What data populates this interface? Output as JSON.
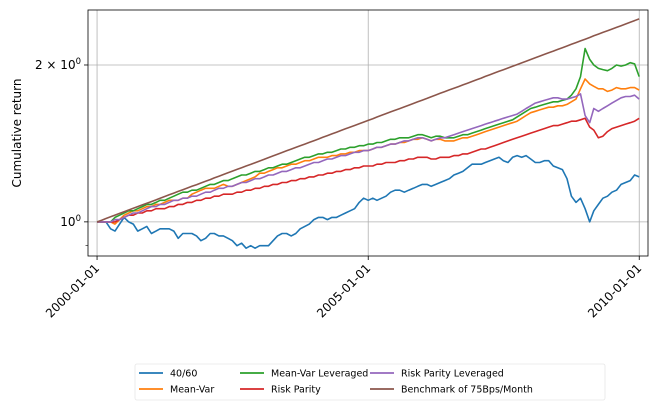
{
  "chart_data": {
    "type": "line",
    "title": "",
    "xlabel": "",
    "ylabel": "Cumulative return",
    "yscale": "log",
    "xlim": [
      "1999-11-01",
      "2010-03-01"
    ],
    "ylim": [
      0.86,
      2.55
    ],
    "grid": true,
    "legend_position": "bottom, outside plot",
    "x_ticks": [
      "2000-01-01",
      "2005-01-01",
      "2010-01-01"
    ],
    "y_ticks": [
      {
        "value": 1.0,
        "label": "10",
        "exp": "0"
      },
      {
        "value": 2.0,
        "label": "2 × 10",
        "exp": "0"
      }
    ],
    "x": [
      "2000-01-01",
      "2000-02-01",
      "2000-03-01",
      "2000-04-01",
      "2000-05-01",
      "2000-06-01",
      "2000-07-01",
      "2000-08-01",
      "2000-09-01",
      "2000-10-01",
      "2000-11-01",
      "2000-12-01",
      "2001-01-01",
      "2001-02-01",
      "2001-03-01",
      "2001-04-01",
      "2001-05-01",
      "2001-06-01",
      "2001-07-01",
      "2001-08-01",
      "2001-09-01",
      "2001-10-01",
      "2001-11-01",
      "2001-12-01",
      "2002-01-01",
      "2002-02-01",
      "2002-03-01",
      "2002-04-01",
      "2002-05-01",
      "2002-06-01",
      "2002-07-01",
      "2002-08-01",
      "2002-09-01",
      "2002-10-01",
      "2002-11-01",
      "2002-12-01",
      "2003-01-01",
      "2003-02-01",
      "2003-03-01",
      "2003-04-01",
      "2003-05-01",
      "2003-06-01",
      "2003-07-01",
      "2003-08-01",
      "2003-09-01",
      "2003-10-01",
      "2003-11-01",
      "2003-12-01",
      "2004-01-01",
      "2004-02-01",
      "2004-03-01",
      "2004-04-01",
      "2004-05-01",
      "2004-06-01",
      "2004-07-01",
      "2004-08-01",
      "2004-09-01",
      "2004-10-01",
      "2004-11-01",
      "2004-12-01",
      "2005-01-01",
      "2005-02-01",
      "2005-03-01",
      "2005-04-01",
      "2005-05-01",
      "2005-06-01",
      "2005-07-01",
      "2005-08-01",
      "2005-09-01",
      "2005-10-01",
      "2005-11-01",
      "2005-12-01",
      "2006-01-01",
      "2006-02-01",
      "2006-03-01",
      "2006-04-01",
      "2006-05-01",
      "2006-06-01",
      "2006-07-01",
      "2006-08-01",
      "2006-09-01",
      "2006-10-01",
      "2006-11-01",
      "2006-12-01",
      "2007-01-01",
      "2007-02-01",
      "2007-03-01",
      "2007-04-01",
      "2007-05-01",
      "2007-06-01",
      "2007-07-01",
      "2007-08-01",
      "2007-09-01",
      "2007-10-01",
      "2007-11-01",
      "2007-12-01",
      "2008-01-01",
      "2008-02-01",
      "2008-03-01",
      "2008-04-01",
      "2008-05-01",
      "2008-06-01",
      "2008-07-01",
      "2008-08-01",
      "2008-09-01",
      "2008-10-01",
      "2008-11-01",
      "2008-12-01",
      "2009-01-01",
      "2009-02-01",
      "2009-03-01",
      "2009-04-01",
      "2009-05-01",
      "2009-06-01",
      "2009-07-01",
      "2009-08-01",
      "2009-09-01",
      "2009-10-01",
      "2009-11-01",
      "2009-12-01",
      "2010-01-01"
    ],
    "series": [
      {
        "name": "40/60",
        "color": "#1f77b4",
        "values": [
          1.0,
          1.0,
          1.0,
          0.97,
          0.96,
          0.99,
          1.02,
          1.0,
          0.99,
          0.96,
          0.97,
          0.98,
          0.95,
          0.96,
          0.97,
          0.97,
          0.97,
          0.96,
          0.93,
          0.95,
          0.95,
          0.95,
          0.94,
          0.92,
          0.93,
          0.95,
          0.95,
          0.94,
          0.94,
          0.93,
          0.92,
          0.9,
          0.91,
          0.89,
          0.9,
          0.89,
          0.9,
          0.9,
          0.9,
          0.92,
          0.94,
          0.95,
          0.95,
          0.94,
          0.95,
          0.97,
          0.98,
          0.99,
          1.01,
          1.02,
          1.02,
          1.01,
          1.02,
          1.02,
          1.03,
          1.04,
          1.05,
          1.06,
          1.09,
          1.11,
          1.1,
          1.11,
          1.1,
          1.11,
          1.12,
          1.14,
          1.15,
          1.15,
          1.14,
          1.15,
          1.16,
          1.17,
          1.18,
          1.18,
          1.17,
          1.18,
          1.19,
          1.2,
          1.21,
          1.23,
          1.24,
          1.25,
          1.27,
          1.29,
          1.29,
          1.29,
          1.3,
          1.31,
          1.32,
          1.33,
          1.31,
          1.3,
          1.33,
          1.34,
          1.33,
          1.34,
          1.32,
          1.3,
          1.3,
          1.31,
          1.31,
          1.28,
          1.27,
          1.26,
          1.21,
          1.12,
          1.09,
          1.11,
          1.06,
          1.0,
          1.05,
          1.08,
          1.11,
          1.12,
          1.14,
          1.15,
          1.18,
          1.19,
          1.2,
          1.23,
          1.22
        ]
      },
      {
        "name": "Mean-Var",
        "color": "#ff7f0e",
        "values": [
          1.0,
          1.0,
          1.0,
          1.0,
          0.99,
          1.01,
          1.03,
          1.04,
          1.05,
          1.05,
          1.06,
          1.07,
          1.07,
          1.08,
          1.08,
          1.09,
          1.1,
          1.1,
          1.1,
          1.11,
          1.11,
          1.13,
          1.14,
          1.15,
          1.16,
          1.16,
          1.16,
          1.17,
          1.18,
          1.17,
          1.17,
          1.18,
          1.19,
          1.2,
          1.21,
          1.22,
          1.24,
          1.24,
          1.25,
          1.26,
          1.27,
          1.27,
          1.28,
          1.29,
          1.29,
          1.3,
          1.31,
          1.31,
          1.32,
          1.33,
          1.33,
          1.33,
          1.34,
          1.34,
          1.35,
          1.35,
          1.36,
          1.36,
          1.37,
          1.37,
          1.37,
          1.38,
          1.39,
          1.39,
          1.4,
          1.41,
          1.41,
          1.42,
          1.42,
          1.43,
          1.44,
          1.44,
          1.45,
          1.44,
          1.43,
          1.44,
          1.44,
          1.43,
          1.43,
          1.43,
          1.44,
          1.45,
          1.45,
          1.46,
          1.47,
          1.48,
          1.49,
          1.5,
          1.51,
          1.52,
          1.53,
          1.54,
          1.55,
          1.56,
          1.58,
          1.6,
          1.62,
          1.63,
          1.64,
          1.65,
          1.66,
          1.66,
          1.67,
          1.67,
          1.68,
          1.7,
          1.72,
          1.8,
          1.88,
          1.84,
          1.82,
          1.8,
          1.8,
          1.78,
          1.79,
          1.81,
          1.8,
          1.8,
          1.81,
          1.81,
          1.79
        ]
      },
      {
        "name": "Mean-Var Leveraged",
        "color": "#2ca02c",
        "values": [
          1.0,
          1.0,
          1.0,
          1.0,
          1.02,
          1.03,
          1.04,
          1.05,
          1.05,
          1.06,
          1.07,
          1.08,
          1.08,
          1.09,
          1.1,
          1.1,
          1.11,
          1.12,
          1.13,
          1.14,
          1.14,
          1.15,
          1.15,
          1.16,
          1.17,
          1.18,
          1.18,
          1.19,
          1.2,
          1.2,
          1.21,
          1.22,
          1.23,
          1.23,
          1.24,
          1.25,
          1.25,
          1.26,
          1.27,
          1.27,
          1.28,
          1.29,
          1.29,
          1.3,
          1.31,
          1.32,
          1.33,
          1.33,
          1.34,
          1.35,
          1.35,
          1.36,
          1.36,
          1.37,
          1.38,
          1.38,
          1.39,
          1.39,
          1.4,
          1.4,
          1.41,
          1.41,
          1.42,
          1.42,
          1.43,
          1.44,
          1.44,
          1.45,
          1.45,
          1.45,
          1.46,
          1.47,
          1.47,
          1.46,
          1.45,
          1.46,
          1.46,
          1.45,
          1.45,
          1.45,
          1.46,
          1.47,
          1.47,
          1.48,
          1.49,
          1.5,
          1.51,
          1.52,
          1.53,
          1.54,
          1.55,
          1.56,
          1.57,
          1.59,
          1.61,
          1.63,
          1.65,
          1.66,
          1.67,
          1.68,
          1.69,
          1.7,
          1.7,
          1.71,
          1.72,
          1.75,
          1.8,
          1.9,
          2.15,
          2.05,
          2.0,
          1.97,
          1.96,
          1.95,
          1.97,
          2.0,
          1.99,
          2.0,
          2.02,
          2.01,
          1.9
        ]
      },
      {
        "name": "Risk Parity",
        "color": "#d62728",
        "values": [
          1.0,
          1.0,
          1.0,
          1.0,
          1.0,
          1.01,
          1.02,
          1.03,
          1.03,
          1.04,
          1.04,
          1.05,
          1.05,
          1.06,
          1.06,
          1.06,
          1.07,
          1.07,
          1.08,
          1.08,
          1.09,
          1.09,
          1.1,
          1.1,
          1.11,
          1.11,
          1.12,
          1.12,
          1.13,
          1.13,
          1.13,
          1.14,
          1.14,
          1.15,
          1.15,
          1.16,
          1.16,
          1.17,
          1.17,
          1.18,
          1.18,
          1.19,
          1.19,
          1.2,
          1.2,
          1.21,
          1.21,
          1.22,
          1.22,
          1.23,
          1.23,
          1.24,
          1.24,
          1.25,
          1.25,
          1.26,
          1.26,
          1.27,
          1.27,
          1.28,
          1.28,
          1.28,
          1.29,
          1.29,
          1.3,
          1.3,
          1.3,
          1.31,
          1.31,
          1.32,
          1.32,
          1.33,
          1.33,
          1.33,
          1.32,
          1.32,
          1.33,
          1.33,
          1.33,
          1.34,
          1.34,
          1.35,
          1.35,
          1.36,
          1.37,
          1.38,
          1.38,
          1.39,
          1.4,
          1.41,
          1.42,
          1.43,
          1.44,
          1.45,
          1.46,
          1.47,
          1.48,
          1.49,
          1.5,
          1.51,
          1.52,
          1.53,
          1.53,
          1.54,
          1.55,
          1.56,
          1.56,
          1.57,
          1.58,
          1.52,
          1.5,
          1.45,
          1.46,
          1.49,
          1.51,
          1.52,
          1.53,
          1.54,
          1.55,
          1.56,
          1.58
        ]
      },
      {
        "name": "Risk Parity Leveraged",
        "color": "#9467bd",
        "values": [
          1.0,
          1.0,
          1.0,
          1.0,
          1.01,
          1.01,
          1.02,
          1.03,
          1.04,
          1.04,
          1.05,
          1.06,
          1.07,
          1.07,
          1.08,
          1.08,
          1.09,
          1.1,
          1.1,
          1.11,
          1.11,
          1.12,
          1.12,
          1.13,
          1.14,
          1.14,
          1.15,
          1.16,
          1.16,
          1.17,
          1.17,
          1.18,
          1.19,
          1.19,
          1.2,
          1.21,
          1.21,
          1.22,
          1.23,
          1.23,
          1.24,
          1.25,
          1.25,
          1.26,
          1.27,
          1.27,
          1.28,
          1.29,
          1.3,
          1.3,
          1.31,
          1.32,
          1.32,
          1.33,
          1.34,
          1.34,
          1.35,
          1.36,
          1.36,
          1.37,
          1.37,
          1.38,
          1.39,
          1.39,
          1.4,
          1.41,
          1.41,
          1.42,
          1.43,
          1.43,
          1.44,
          1.45,
          1.45,
          1.44,
          1.43,
          1.44,
          1.45,
          1.45,
          1.46,
          1.47,
          1.48,
          1.49,
          1.5,
          1.51,
          1.52,
          1.53,
          1.54,
          1.55,
          1.56,
          1.57,
          1.58,
          1.59,
          1.6,
          1.61,
          1.63,
          1.65,
          1.67,
          1.69,
          1.7,
          1.71,
          1.72,
          1.73,
          1.73,
          1.72,
          1.72,
          1.73,
          1.74,
          1.76,
          1.6,
          1.55,
          1.65,
          1.63,
          1.65,
          1.67,
          1.69,
          1.71,
          1.73,
          1.74,
          1.74,
          1.75,
          1.72
        ]
      },
      {
        "name": "Benchmark of 75Bps/Month",
        "color": "#8c564b",
        "values": [
          1.0,
          1.0075,
          1.0151,
          1.0227,
          1.0303,
          1.0381,
          1.0459,
          1.0537,
          1.0616,
          1.0696,
          1.0776,
          1.0857,
          1.0938,
          1.102,
          1.1103,
          1.1186,
          1.127,
          1.1355,
          1.144,
          1.1526,
          1.1612,
          1.1699,
          1.1787,
          1.1876,
          1.1965,
          1.2054,
          1.2145,
          1.2236,
          1.2328,
          1.242,
          1.2513,
          1.2607,
          1.2702,
          1.2797,
          1.2893,
          1.299,
          1.3087,
          1.3185,
          1.3284,
          1.3384,
          1.3484,
          1.3585,
          1.3687,
          1.379,
          1.3893,
          1.3997,
          1.4102,
          1.4208,
          1.4315,
          1.4422,
          1.453,
          1.4639,
          1.4749,
          1.486,
          1.4971,
          1.5083,
          1.5197,
          1.5311,
          1.5425,
          1.5541,
          1.5658,
          1.5775,
          1.5893,
          1.6013,
          1.6133,
          1.6254,
          1.6376,
          1.6498,
          1.6622,
          1.6747,
          1.6873,
          1.6999,
          1.7127,
          1.7255,
          1.7385,
          1.7515,
          1.7646,
          1.7779,
          1.7912,
          1.8046,
          1.8182,
          1.8318,
          1.8455,
          1.8594,
          1.8733,
          1.8874,
          1.9015,
          1.9158,
          1.9302,
          1.9446,
          1.9592,
          1.9739,
          1.9887,
          2.0036,
          2.0187,
          2.0338,
          2.049,
          2.0644,
          2.0799,
          2.0955,
          2.1112,
          2.127,
          2.143,
          2.1591,
          2.1753,
          2.1916,
          2.208,
          2.2246,
          2.2413,
          2.2581,
          2.275,
          2.2921,
          2.3093,
          2.3266,
          2.3441,
          2.3617,
          2.3794,
          2.3972,
          2.4152,
          2.4333,
          2.4516
        ]
      }
    ]
  }
}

==========

• INSTRUCTIONS FOR THE TASK
Return every line containing "Parity".

• EXERCISE OUTPUT
        "name": "Risk Parity",
        "name": "Risk Parity Leveraged",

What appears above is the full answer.